▶ [WORK TO DO] Return all lines with the word "Wäschew" in them.

▶ [DATA ROWS]
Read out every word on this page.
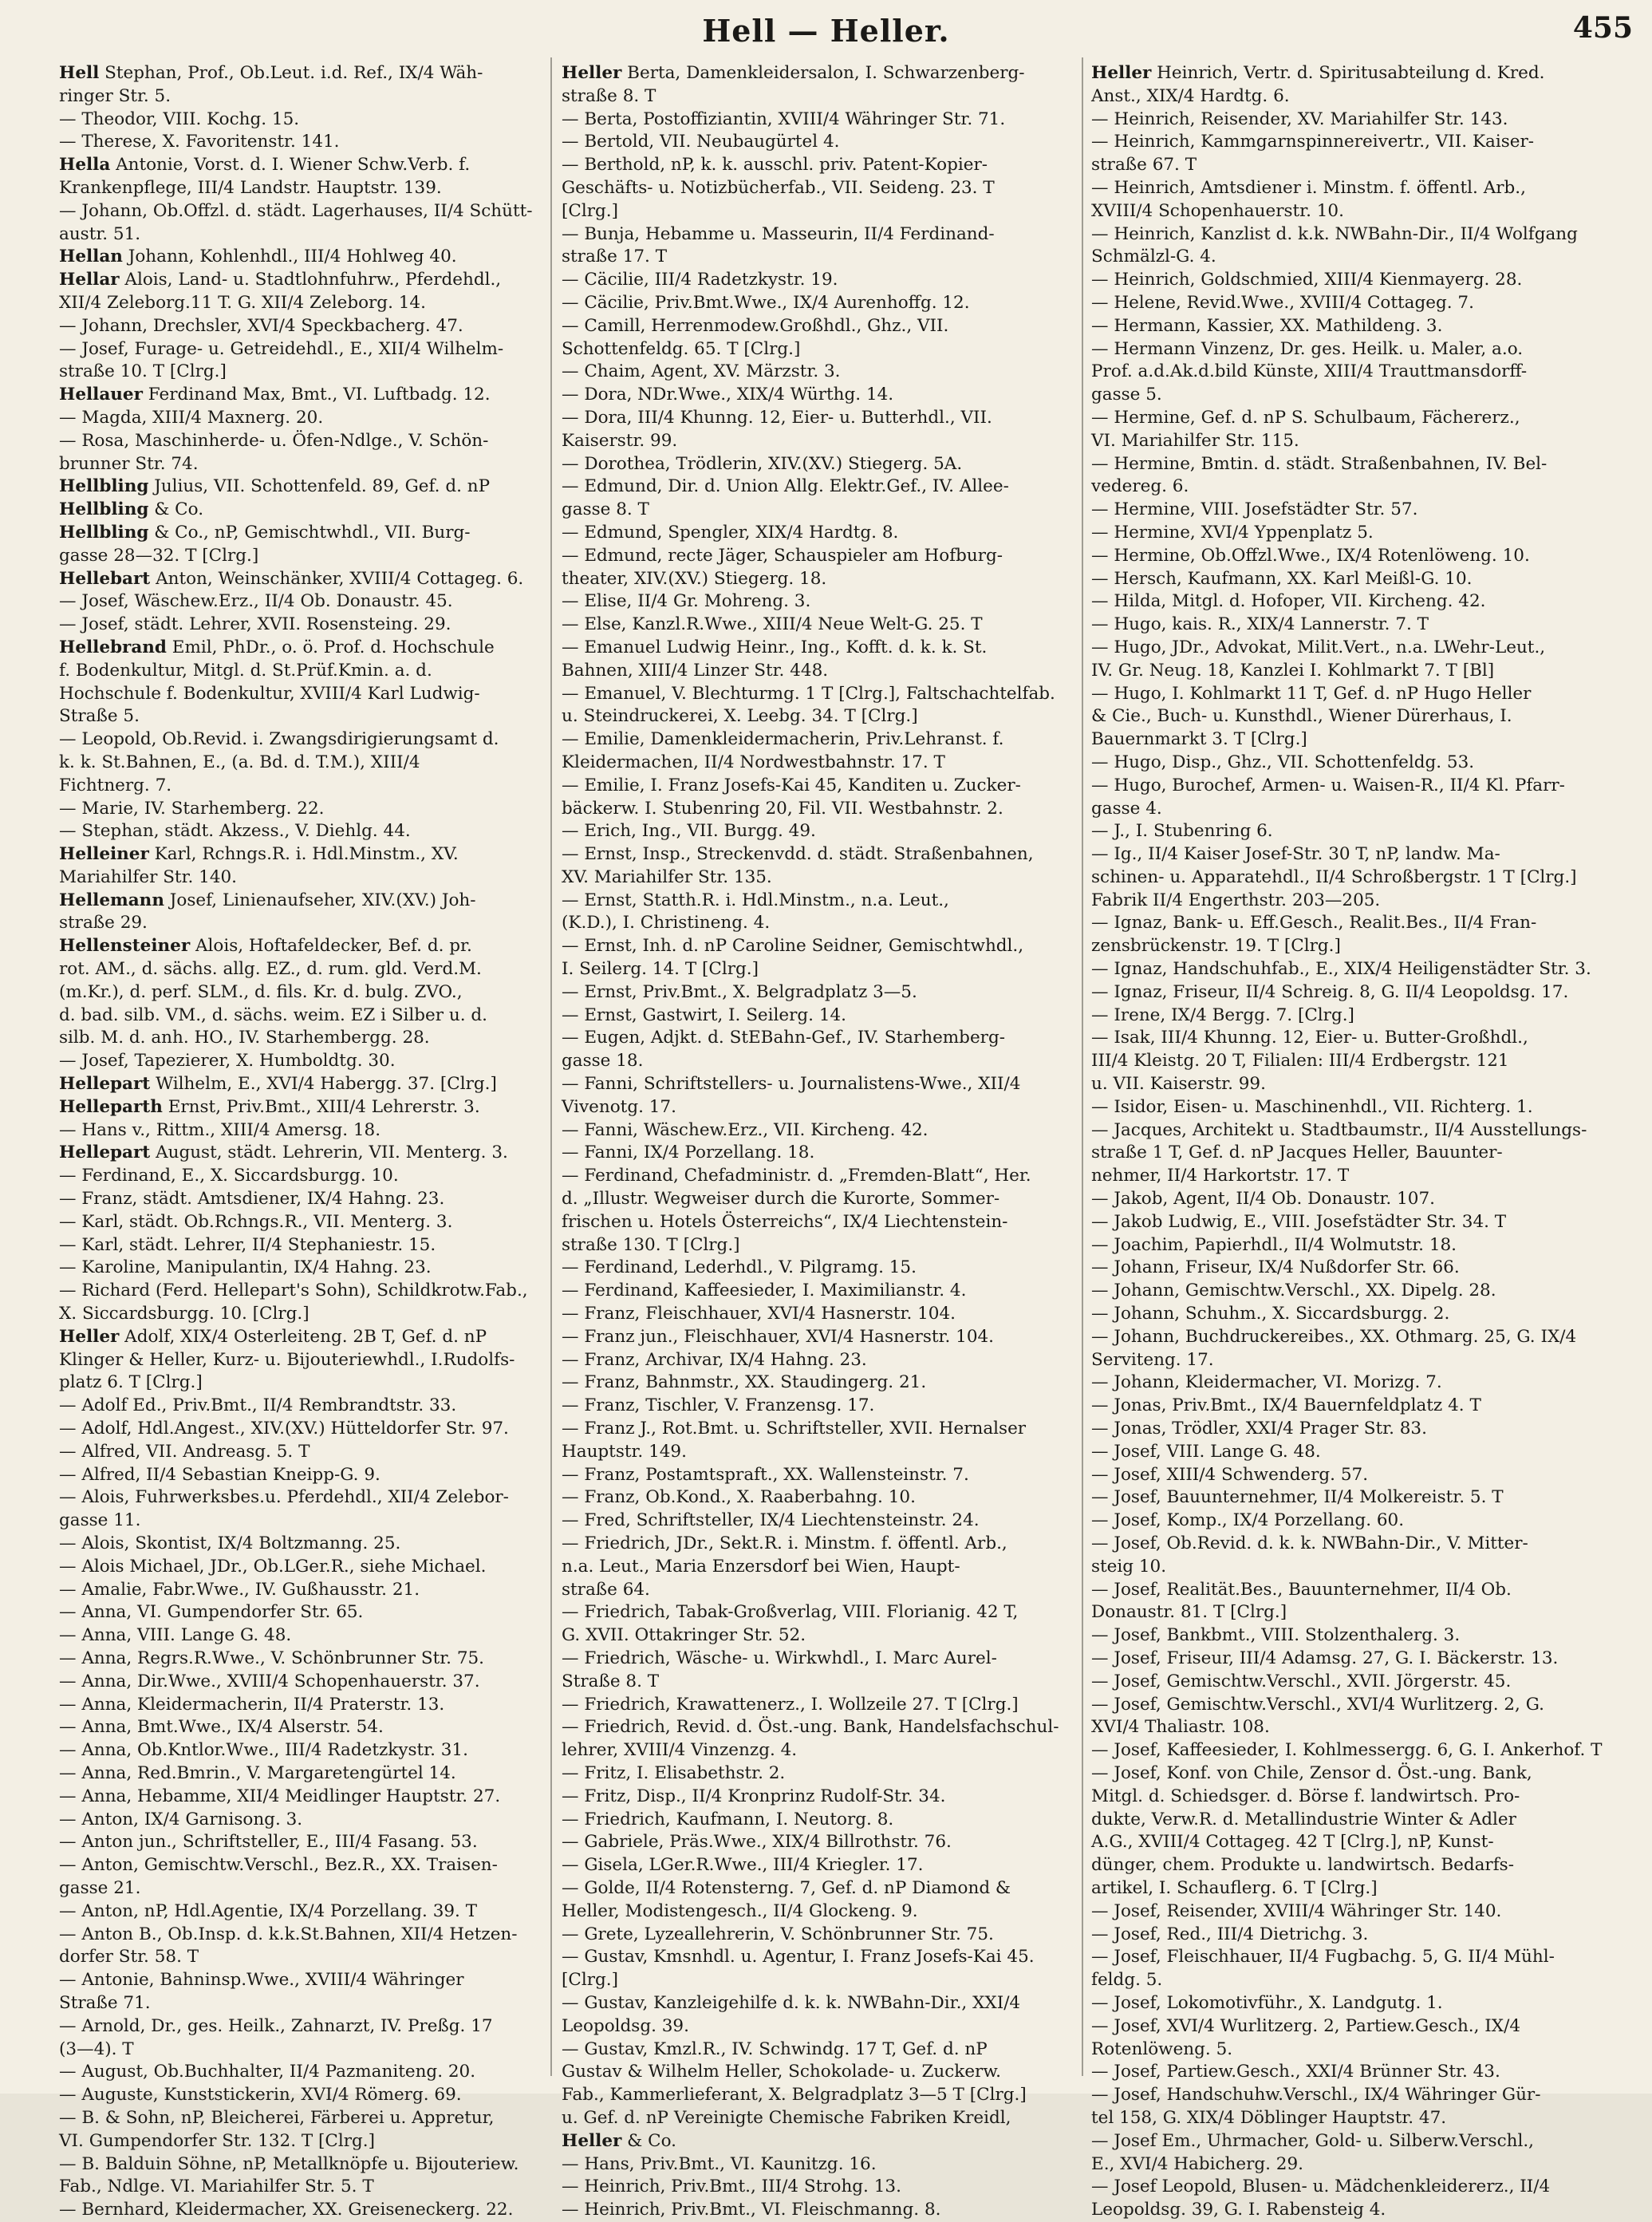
Hell — Heller.	455
Hell Stephan, Prof., Ob.Leut. i.d. Ref., IX/4 Wäh-
ringer Str. 5.
— Theodor, VIII. Kochg. 15.
— Therese, X. Favoritenstr. 141.
Hella Antonie, Vorst. d. I. Wiener Schw.Verb. f.
Krankenpflege, III/4 Landstr. Hauptstr. 139.
— Johann, Ob.Offzl. d. städt. Lagerhauses, II/4 Schütt-
austr. 51.
Hellan Johann, Kohlenhdl., III/4 Hohlweg 40.
Hellar Alois, Land- u. Stadtlohnfuhrw., Pferdehdl.,
XII/4 Zeleborg.11 T. G. XII/4 Zeleborg. 14.
— Johann, Drechsler, XVI/4 Speckbacherg. 47.
— Josef, Furage- u. Getreidehdl., E., XII/4 Wilhelm-
straße 10. T [Clrg.]
Hellauer Ferdinand Max, Bmt., VI. Luftbadg. 12.
— Magda, XIII/4 Maxnerg. 20.
— Rosa, Maschinherde- u. Öfen-Ndlge., V. Schön-
brunner Str. 74.
Hellbling Julius, VII. Schottenfeld. 89, Gef. d. nP
Hellbling & Co.
Hellbling & Co., nP, Gemischtwhdl., VII. Burg-
gasse 28—32. T [Clrg.]
Hellebart Anton, Weinschänker, XVIII/4 Cottageg. 6.
— Josef, Wäschew.Erz., II/4 Ob. Donaustr. 45.
— Josef, städt. Lehrer, XVII. Rosensteing. 29.
Hellebrand Emil, PhDr., o. ö. Prof. d. Hochschule
f. Bodenkultur, Mitgl. d. St.Prüf.Kmin. a. d.
Hochschule f. Bodenkultur, XVIII/4 Karl Ludwig-
Straße 5.
— Leopold, Ob.Revid. i. Zwangsdirigierungsamt d.
k. k. St.Bahnen, E., (a. Bd. d. T.M.), XIII/4
Fichtnerg. 7.
— Marie, IV. Starhemberg. 22.
— Stephan, städt. Akzess., V. Diehlg. 44.
Helleiner Karl, Rchngs.R. i. Hdl.Minstm., XV.
Mariahilfer Str. 140.
Hellemann Josef, Linienaufseher, XIV.(XV.) Joh-
straße 29.
Hellensteiner Alois, Hoftafeldecker, Bef. d. pr.
rot. AM., d. sächs. allg. EZ., d. rum. gld. Verd.M.
(m.Kr.), d. perf. SLM., d. fils. Kr. d. bulg. ZVO.,
d. bad. silb. VM., d. sächs. weim. EZ i Silber u. d.
silb. M. d. anh. HO., IV. Starhembergg. 28.
— Josef, Tapezierer, X. Humboldtg. 30.
Hellepart Wilhelm, E., XVI/4 Habergg. 37. [Clrg.]
Helleparth Ernst, Priv.Bmt., XIII/4 Lehrerstr. 3.
— Hans v., Rittm., XIII/4 Amersg. 18.
Hellepart August, städt. Lehrerin, VII. Menterg. 3.
— Ferdinand, E., X. Siccardsburgg. 10.
— Franz, städt. Amtsdiener, IX/4 Hahng. 23.
— Karl, städt. Ob.Rchngs.R., VII. Menterg. 3.
— Karl, städt. Lehrer, II/4 Stephaniestr. 15.
— Karoline, Manipulantin, IX/4 Hahng. 23.
— Richard (Ferd. Hellepart's Sohn), Schildkrotw.Fab.,
X. Siccardsburgg. 10. [Clrg.]
Heller Adolf, XIX/4 Osterleiteng. 2B T, Gef. d. nP
Klinger & Heller, Kurz- u. Bijouteriewhdl., I.Rudolfs-
platz 6. T [Clrg.]
— Adolf Ed., Priv.Bmt., II/4 Rembrandtstr. 33.
— Adolf, Hdl.Angest., XIV.(XV.) Hütteldorfer Str. 97.
— Alfred, VII. Andreasg. 5. T
— Alfred, II/4 Sebastian Kneipp-G. 9.
— Alois, Fuhrwerksbes.u. Pferdehdl., XII/4 Zelebor-
gasse 11.
— Alois, Skontist, IX/4 Boltzmanng. 25.
— Alois Michael, JDr., Ob.LGer.R., siehe Michael.
— Amalie, Fabr.Wwe., IV. Gußhausstr. 21.
— Anna, VI. Gumpendorfer Str. 65.
— Anna, VIII. Lange G. 48.
— Anna, Regrs.R.Wwe., V. Schönbrunner Str. 75.
— Anna, Dir.Wwe., XVIII/4 Schopenhauerstr. 37.
— Anna, Kleidermacherin, II/4 Praterstr. 13.
— Anna, Bmt.Wwe., IX/4 Alserstr. 54.
— Anna, Ob.Kntlor.Wwe., III/4 Radetzkystr. 31.
— Anna, Red.Bmrin., V. Margaretengürtel 14.
— Anna, Hebamme, XII/4 Meidlinger Hauptstr. 27.
— Anton, IX/4 Garnisong. 3.
— Anton jun., Schriftsteller, E., III/4 Fasang. 53.
— Anton, Gemischtw.Verschl., Bez.R., XX. Traisen-
gasse 21.
— Anton, nP, Hdl.Agentie, IX/4 Porzellang. 39. T
— Anton B., Ob.Insp. d. k.k.St.Bahnen, XII/4 Hetzen-
dorfer Str. 58. T
— Antonie, Bahninsp.Wwe., XVIII/4 Währinger
Straße 71.
— Arnold, Dr., ges. Heilk., Zahnarzt, IV. Preßg. 17
(3—4). T
— August, Ob.Buchhalter, II/4 Pazmaniteng. 20.
— Auguste, Kunststickerin, XVI/4 Römerg. 69.
— B. & Sohn, nP, Bleicherei, Färberei u. Appretur,
VI. Gumpendorfer Str. 132. T [Clrg.]
— B. Balduin Söhne, nP, Metallknöpfe u. Bijouteriew.
Fab., Ndlge. VI. Mariahilfer Str. 5. T
— Bernhard, Kleidermacher, XX. Greiseneckerg. 22.
Heller Berta, Damenkleidersalon, I. Schwarzenberg-
straße 8. T
— Berta, Postoffiziantin, XVIII/4 Währinger Str. 71.
— Bertold, VII. Neubaugürtel 4.
— Berthold, nP, k. k. ausschl. priv. Patent-Kopier-
Geschäfts- u. Notizbücherfab., VII. Seideng. 23. T
[Clrg.]
— Bunja, Hebamme u. Masseurin, II/4 Ferdinand-
straße 17. T
— Cäcilie, III/4 Radetzkystr. 19.
— Cäcilie, Priv.Bmt.Wwe., IX/4 Aurenhoffg. 12.
— Camill, Herrenmodew.Großhdl., Ghz., VII.
Schottenfeldg. 65. T [Clrg.]
— Chaim, Agent, XV. Märzstr. 3.
— Dora, NDr.Wwe., XIX/4 Würthg. 14.
— Dora, III/4 Khunng. 12, Eier- u. Butterhdl., VII.
Kaiserstr. 99.
— Dorothea, Trödlerin, XIV.(XV.) Stiegerg. 5A.
— Edmund, Dir. d. Union Allg. Elektr.Gef., IV. Allee-
gasse 8. T
— Edmund, Spengler, XIX/4 Hardtg. 8.
— Edmund, recte Jäger, Schauspieler am Hofburg-
theater, XIV.(XV.) Stiegerg. 18.
— Elise, II/4 Gr. Mohreng. 3.
— Else, Kanzl.R.Wwe., XIII/4 Neue Welt-G. 25. T
— Emanuel Ludwig Heinr., Ing., Kofft. d. k. k. St.
Bahnen, XIII/4 Linzer Str. 448.
— Emanuel, V. Blechturmg. 1 T [Clrg.], Faltschachtelfab.
u. Steindruckerei, X. Leebg. 34. T [Clrg.]
— Emilie, Damenkleidermacherin, Priv.Lehranst. f.
Kleidermachen, II/4 Nordwestbahnstr. 17. T
— Emilie, I. Franz Josefs-Kai 45, Kanditen u. Zucker-
bäckerw. I. Stubenring 20, Fil. VII. Westbahnstr. 2.
— Erich, Ing., VII. Burgg. 49.
— Ernst, Insp., Streckenvdd. d. städt. Straßenbahnen,
XV. Mariahilfer Str. 135.
— Ernst, Statth.R. i. Hdl.Minstm., n.a. Leut.,
(K.D.), I. Christineng. 4.
— Ernst, Inh. d. nP Caroline Seidner, Gemischtwhdl.,
I. Seilerg. 14. T [Clrg.]
— Ernst, Priv.Bmt., X. Belgradplatz 3—5.
— Ernst, Gastwirt, I. Seilerg. 14.
— Eugen, Adjkt. d. StEBahn-Gef., IV. Starhemberg-
gasse 18.
— Fanni, Schriftstellers- u. Journalistens-Wwe., XII/4
Vivenotg. 17.
— Fanni, Wäschew.Erz., VII. Kircheng. 42.
— Fanni, IX/4 Porzellang. 18.
— Ferdinand, Chefadministr. d. „Fremden-Blatt“, Her.
d. „Illustr. Wegweiser durch die Kurorte, Sommer-
frischen u. Hotels Österreichs“, IX/4 Liechtenstein-
straße 130. T [Clrg.]
— Ferdinand, Lederhdl., V. Pilgramg. 15.
— Ferdinand, Kaffeesieder, I. Maximilianstr. 4.
— Franz, Fleischhauer, XVI/4 Hasnerstr. 104.
— Franz jun., Fleischhauer, XVI/4 Hasnerstr. 104.
— Franz, Archivar, IX/4 Hahng. 23.
— Franz, Bahnmstr., XX. Staudingerg. 21.
— Franz, Tischler, V. Franzensg. 17.
— Franz J., Rot.Bmt. u. Schriftsteller, XVII. Hernalser
Hauptstr. 149.
— Franz, Postamtspraft., XX. Wallensteinstr. 7.
— Franz, Ob.Kond., X. Raaberbahng. 10.
— Fred, Schriftsteller, IX/4 Liechtensteinstr. 24.
— Friedrich, JDr., Sekt.R. i. Minstm. f. öffentl. Arb.,
n.a. Leut., Maria Enzersdorf bei Wien, Haupt-
straße 64.
— Friedrich, Tabak-Großverlag, VIII. Florianig. 42 T,
G. XVII. Ottakringer Str. 52.
— Friedrich, Wäsche- u. Wirkwhdl., I. Marc Aurel-
Straße 8. T
— Friedrich, Krawattenerz., I. Wollzeile 27. T [Clrg.]
— Friedrich, Revid. d. Öst.-ung. Bank, Handelsfachschul-
lehrer, XVIII/4 Vinzenzg. 4.
— Fritz, I. Elisabethstr. 2.
— Fritz, Disp., II/4 Kronprinz Rudolf-Str. 34.
— Friedrich, Kaufmann, I. Neutorg. 8.
— Gabriele, Präs.Wwe., XIX/4 Billrothstr. 76.
— Gisela, LGer.R.Wwe., III/4 Kriegler. 17.
— Golde, II/4 Rotensterng. 7, Gef. d. nP Diamond &
Heller, Modistengesch., II/4 Glockeng. 9.
— Grete, Lyzeallehrerin, V. Schönbrunner Str. 75.
— Gustav, Kmsnhdl. u. Agentur, I. Franz Josefs-Kai 45.
[Clrg.]
— Gustav, Kanzleigehilfe d. k. k. NWBahn-Dir., XXI/4
Leopoldsg. 39.
— Gustav, Kmzl.R., IV. Schwindg. 17 T, Gef. d. nP
Gustav & Wilhelm Heller, Schokolade- u. Zuckerw.
Fab., Kammerlieferant, X. Belgradplatz 3—5 T [Clrg.]
u. Gef. d. nP Vereinigte Chemische Fabriken Kreidl,
Heller & Co.
— Hans, Priv.Bmt., VI. Kaunitzg. 16.
— Heinrich, Priv.Bmt., III/4 Strohg. 13.
— Heinrich, Priv.Bmt., VI. Fleischmanng. 8.
Heller Heinrich, Vertr. d. Spiritusabteilung d. Kred.
Anst., XIX/4 Hardtg. 6.
— Heinrich, Reisender, XV. Mariahilfer Str. 143.
— Heinrich, Kammgarnspinnereivertr., VII. Kaiser-
straße 67. T
— Heinrich, Amtsdiener i. Minstm. f. öffentl. Arb.,
XVIII/4 Schopenhauerstr. 10.
— Heinrich, Kanzlist d. k.k. NWBahn-Dir., II/4 Wolfgang
Schmälzl-G. 4.
— Heinrich, Goldschmied, XIII/4 Kienmayerg. 28.
— Helene, Revid.Wwe., XVIII/4 Cottageg. 7.
— Hermann, Kassier, XX. Mathildeng. 3.
— Hermann Vinzenz, Dr. ges. Heilk. u. Maler, a.o.
Prof. a.d.Ak.d.bild Künste, XIII/4 Trauttmansdorff-
gasse 5.
— Hermine, Gef. d. nP S. Schulbaum, Fächererz.,
VI. Mariahilfer Str. 115.
— Hermine, Bmtin. d. städt. Straßenbahnen, IV. Bel-
vedereg. 6.
— Hermine, VIII. Josefstädter Str. 57.
— Hermine, XVI/4 Yppenplatz 5.
— Hermine, Ob.Offzl.Wwe., IX/4 Rotenlöweng. 10.
— Hersch, Kaufmann, XX. Karl Meißl-G. 10.
— Hilda, Mitgl. d. Hofoper, VII. Kircheng. 42.
— Hugo, kais. R., XIX/4 Lannerstr. 7. T
— Hugo, JDr., Advokat, Milit.Vert., n.a. LWehr-Leut.,
IV. Gr. Neug. 18, Kanzlei I. Kohlmarkt 7. T [Bl]
— Hugo, I. Kohlmarkt 11 T, Gef. d. nP Hugo Heller
& Cie., Buch- u. Kunsthdl., Wiener Dürerhaus, I.
Bauernmarkt 3. T [Clrg.]
— Hugo, Disp., Ghz., VII. Schottenfeldg. 53.
— Hugo, Burochef, Armen- u. Waisen-R., II/4 Kl. Pfarr-
gasse 4.
— J., I. Stubenring 6.
— Ig., II/4 Kaiser Josef-Str. 30 T, nP, landw. Ma-
schinen- u. Apparatehdl., II/4 Schroßbergstr. 1 T [Clrg.]
Fabrik II/4 Engerthstr. 203—205.
— Ignaz, Bank- u. Eff.Gesch., Realit.Bes., II/4 Fran-
zensbrückenstr. 19. T [Clrg.]
— Ignaz, Handschuhfab., E., XIX/4 Heiligenstädter Str. 3.
— Ignaz, Friseur, II/4 Schreig. 8, G. II/4 Leopoldsg. 17.
— Irene, IX/4 Bergg. 7. [Clrg.]
— Isak, III/4 Khunng. 12, Eier- u. Butter-Großhdl.,
III/4 Kleistg. 20 T, Filialen: III/4 Erdbergstr. 121
u. VII. Kaiserstr. 99.
— Isidor, Eisen- u. Maschinenhdl., VII. Richterg. 1.
— Jacques, Architekt u. Stadtbaumstr., II/4 Ausstellungs-
straße 1 T, Gef. d. nP Jacques Heller, Bauunter-
nehmer, II/4 Harkortstr. 17. T
— Jakob, Agent, II/4 Ob. Donaustr. 107.
— Jakob Ludwig, E., VIII. Josefstädter Str. 34. T
— Joachim, Papierhdl., II/4 Wolmutstr. 18.
— Johann, Friseur, IX/4 Nußdorfer Str. 66.
— Johann, Gemischtw.Verschl., XX. Dipelg. 28.
— Johann, Schuhm., X. Siccardsburgg. 2.
— Johann, Buchdruckereibes., XX. Othmarg. 25, G. IX/4
Serviteng. 17.
— Johann, Kleidermacher, VI. Morizg. 7.
— Jonas, Priv.Bmt., IX/4 Bauernfeldplatz 4. T
— Jonas, Trödler, XXI/4 Prager Str. 83.
— Josef, VIII. Lange G. 48.
— Josef, XIII/4 Schwenderg. 57.
— Josef, Bauunternehmer, II/4 Molkereistr. 5. T
— Josef, Komp., IX/4 Porzellang. 60.
— Josef, Ob.Revid. d. k. k. NWBahn-Dir., V. Mitter-
steig 10.
— Josef, Realität.Bes., Bauunternehmer, II/4 Ob.
Donaustr. 81. T [Clrg.]
— Josef, Bankbmt., VIII. Stolzenthalerg. 3.
— Josef, Friseur, III/4 Adamsg. 27, G. I. Bäckerstr. 13.
— Josef, Gemischtw.Verschl., XVII. Jörgerstr. 45.
— Josef, Gemischtw.Verschl., XVI/4 Wurlitzerg. 2, G.
XVI/4 Thaliastr. 108.
— Josef, Kaffeesieder, I. Kohlmessergg. 6, G. I. Ankerhof. T
— Josef, Konf. von Chile, Zensor d. Öst.-ung. Bank,
Mitgl. d. Schiedsger. d. Börse f. landwirtsch. Pro-
dukte, Verw.R. d. Metallindustrie Winter & Adler
A.G., XVIII/4 Cottageg. 42 T [Clrg.], nP, Kunst-
dünger, chem. Produkte u. landwirtsch. Bedarfs-
artikel, I. Schauflerg. 6. T [Clrg.]
— Josef, Reisender, XVIII/4 Währinger Str. 140.
— Josef, Red., III/4 Dietrichg. 3.
— Josef, Fleischhauer, II/4 Fugbachg. 5, G. II/4 Mühl-
feldg. 5.
— Josef, Lokomotivführ., X. Landgutg. 1.
— Josef, XVI/4 Wurlitzerg. 2, Partiew.Gesch., IX/4
Rotenlöweng. 5.
— Josef, Partiew.Gesch., XXI/4 Brünner Str. 43.
— Josef, Handschuhw.Verschl., IX/4 Währinger Gür-
tel 158, G. XIX/4 Döblinger Hauptstr. 47.
— Josef Em., Uhrmacher, Gold- u. Silberw.Verschl.,
E., XVI/4 Habicherg. 29.
— Josef Leopold, Blusen- u. Mädchenkleidererz., II/4
Leopoldsg. 39, G. I. Rabensteig 4.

▶ [FINAL ANSWER]
— Josef, Wäschew.Erz., II/4 Ob. Donaustr. 45.
— Fanni, Wäschew.Erz., VII. Kircheng. 42.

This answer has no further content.